WHAT NEEDS TO BE DONE:
Copy out every line containing the word "Portland".

SUPPLIED ENTRIES:

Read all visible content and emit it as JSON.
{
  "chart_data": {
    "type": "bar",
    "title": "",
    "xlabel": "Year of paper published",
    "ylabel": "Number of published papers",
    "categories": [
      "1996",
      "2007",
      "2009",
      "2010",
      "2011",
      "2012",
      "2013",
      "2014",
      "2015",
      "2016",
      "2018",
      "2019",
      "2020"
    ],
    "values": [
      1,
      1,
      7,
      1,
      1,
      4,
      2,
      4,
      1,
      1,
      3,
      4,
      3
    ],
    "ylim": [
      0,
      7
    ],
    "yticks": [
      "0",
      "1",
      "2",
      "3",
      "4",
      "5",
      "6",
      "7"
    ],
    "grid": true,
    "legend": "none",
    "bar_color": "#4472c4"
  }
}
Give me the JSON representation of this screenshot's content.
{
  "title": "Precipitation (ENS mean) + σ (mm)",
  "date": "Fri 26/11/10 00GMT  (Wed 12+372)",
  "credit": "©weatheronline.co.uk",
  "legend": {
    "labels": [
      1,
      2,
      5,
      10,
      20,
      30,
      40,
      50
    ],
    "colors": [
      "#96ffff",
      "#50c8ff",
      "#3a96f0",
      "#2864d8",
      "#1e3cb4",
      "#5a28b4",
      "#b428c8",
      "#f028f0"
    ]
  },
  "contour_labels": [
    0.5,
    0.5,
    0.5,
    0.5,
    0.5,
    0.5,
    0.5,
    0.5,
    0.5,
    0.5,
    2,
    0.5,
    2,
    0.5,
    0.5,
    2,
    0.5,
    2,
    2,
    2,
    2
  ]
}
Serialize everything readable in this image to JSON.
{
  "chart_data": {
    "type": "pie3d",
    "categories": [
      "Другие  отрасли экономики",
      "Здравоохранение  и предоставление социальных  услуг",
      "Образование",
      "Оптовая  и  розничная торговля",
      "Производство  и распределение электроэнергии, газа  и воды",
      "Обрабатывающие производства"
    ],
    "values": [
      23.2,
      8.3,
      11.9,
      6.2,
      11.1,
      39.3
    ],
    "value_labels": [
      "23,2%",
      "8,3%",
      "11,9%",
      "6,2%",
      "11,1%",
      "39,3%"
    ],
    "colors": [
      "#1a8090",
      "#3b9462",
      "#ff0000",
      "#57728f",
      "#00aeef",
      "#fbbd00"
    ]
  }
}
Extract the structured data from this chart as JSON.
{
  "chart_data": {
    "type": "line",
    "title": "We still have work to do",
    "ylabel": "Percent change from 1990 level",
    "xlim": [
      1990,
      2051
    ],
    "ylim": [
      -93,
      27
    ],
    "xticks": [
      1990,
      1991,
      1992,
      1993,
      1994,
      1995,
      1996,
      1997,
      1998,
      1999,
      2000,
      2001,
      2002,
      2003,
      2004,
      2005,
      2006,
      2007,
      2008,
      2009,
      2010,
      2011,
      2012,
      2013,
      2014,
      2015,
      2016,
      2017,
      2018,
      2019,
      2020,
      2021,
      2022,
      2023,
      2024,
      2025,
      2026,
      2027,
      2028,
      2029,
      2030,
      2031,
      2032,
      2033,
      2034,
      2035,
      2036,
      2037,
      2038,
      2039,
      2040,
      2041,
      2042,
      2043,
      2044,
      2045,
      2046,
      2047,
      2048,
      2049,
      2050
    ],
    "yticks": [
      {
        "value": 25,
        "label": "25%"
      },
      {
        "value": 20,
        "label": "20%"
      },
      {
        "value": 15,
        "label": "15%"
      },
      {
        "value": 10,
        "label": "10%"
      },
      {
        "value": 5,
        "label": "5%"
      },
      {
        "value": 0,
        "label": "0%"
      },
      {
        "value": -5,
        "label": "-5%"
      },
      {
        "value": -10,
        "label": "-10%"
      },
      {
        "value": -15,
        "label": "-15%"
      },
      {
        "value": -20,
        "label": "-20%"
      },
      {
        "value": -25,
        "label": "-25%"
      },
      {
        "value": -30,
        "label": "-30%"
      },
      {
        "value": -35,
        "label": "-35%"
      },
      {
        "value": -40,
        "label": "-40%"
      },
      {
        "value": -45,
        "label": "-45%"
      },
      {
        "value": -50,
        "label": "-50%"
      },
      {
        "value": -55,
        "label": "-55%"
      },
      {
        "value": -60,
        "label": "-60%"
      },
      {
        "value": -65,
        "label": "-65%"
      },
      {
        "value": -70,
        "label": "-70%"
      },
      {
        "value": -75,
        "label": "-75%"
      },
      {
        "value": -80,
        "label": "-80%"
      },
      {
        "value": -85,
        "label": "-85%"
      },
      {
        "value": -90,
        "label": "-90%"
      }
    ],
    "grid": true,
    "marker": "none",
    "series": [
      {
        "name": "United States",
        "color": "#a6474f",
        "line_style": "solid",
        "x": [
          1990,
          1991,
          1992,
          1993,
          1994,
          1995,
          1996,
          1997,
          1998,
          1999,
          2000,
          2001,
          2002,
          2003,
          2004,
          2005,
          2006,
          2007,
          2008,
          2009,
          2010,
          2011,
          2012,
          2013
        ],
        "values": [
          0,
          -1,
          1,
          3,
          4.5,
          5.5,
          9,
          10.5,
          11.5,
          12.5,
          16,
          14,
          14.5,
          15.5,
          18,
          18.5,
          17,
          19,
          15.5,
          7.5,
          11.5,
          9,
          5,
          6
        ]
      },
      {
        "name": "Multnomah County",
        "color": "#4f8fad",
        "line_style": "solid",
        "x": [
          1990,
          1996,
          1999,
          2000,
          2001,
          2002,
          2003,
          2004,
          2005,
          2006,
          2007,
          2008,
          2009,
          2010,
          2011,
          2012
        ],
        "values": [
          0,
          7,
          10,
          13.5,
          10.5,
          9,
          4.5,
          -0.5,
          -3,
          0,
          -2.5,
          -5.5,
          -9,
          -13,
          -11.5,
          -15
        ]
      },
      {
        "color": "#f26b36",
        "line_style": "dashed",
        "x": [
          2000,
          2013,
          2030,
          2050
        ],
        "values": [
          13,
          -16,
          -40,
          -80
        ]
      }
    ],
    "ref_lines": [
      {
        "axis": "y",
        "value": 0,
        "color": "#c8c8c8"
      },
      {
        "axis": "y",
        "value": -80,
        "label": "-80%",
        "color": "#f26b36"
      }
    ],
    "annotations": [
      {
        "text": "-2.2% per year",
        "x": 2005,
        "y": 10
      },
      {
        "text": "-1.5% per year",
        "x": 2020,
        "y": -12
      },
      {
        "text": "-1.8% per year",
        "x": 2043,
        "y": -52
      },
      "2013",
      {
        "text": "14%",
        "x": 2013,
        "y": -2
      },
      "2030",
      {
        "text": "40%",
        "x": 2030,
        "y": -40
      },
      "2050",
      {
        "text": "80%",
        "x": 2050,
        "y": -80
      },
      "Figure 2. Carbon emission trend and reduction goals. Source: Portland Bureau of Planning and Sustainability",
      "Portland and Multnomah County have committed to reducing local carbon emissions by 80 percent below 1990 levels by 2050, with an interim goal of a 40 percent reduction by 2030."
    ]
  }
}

TASK ANSWER:
      "Figure 2. Carbon emission trend and reduction goals. Source: Portland Bureau of Planning and Sustainability",
      "Portland and Multnomah County have committed to reducing local carbon emissions by 80 percent below 1990 levels by 2050, with an interim goal of a 40 percent reduction by 2030."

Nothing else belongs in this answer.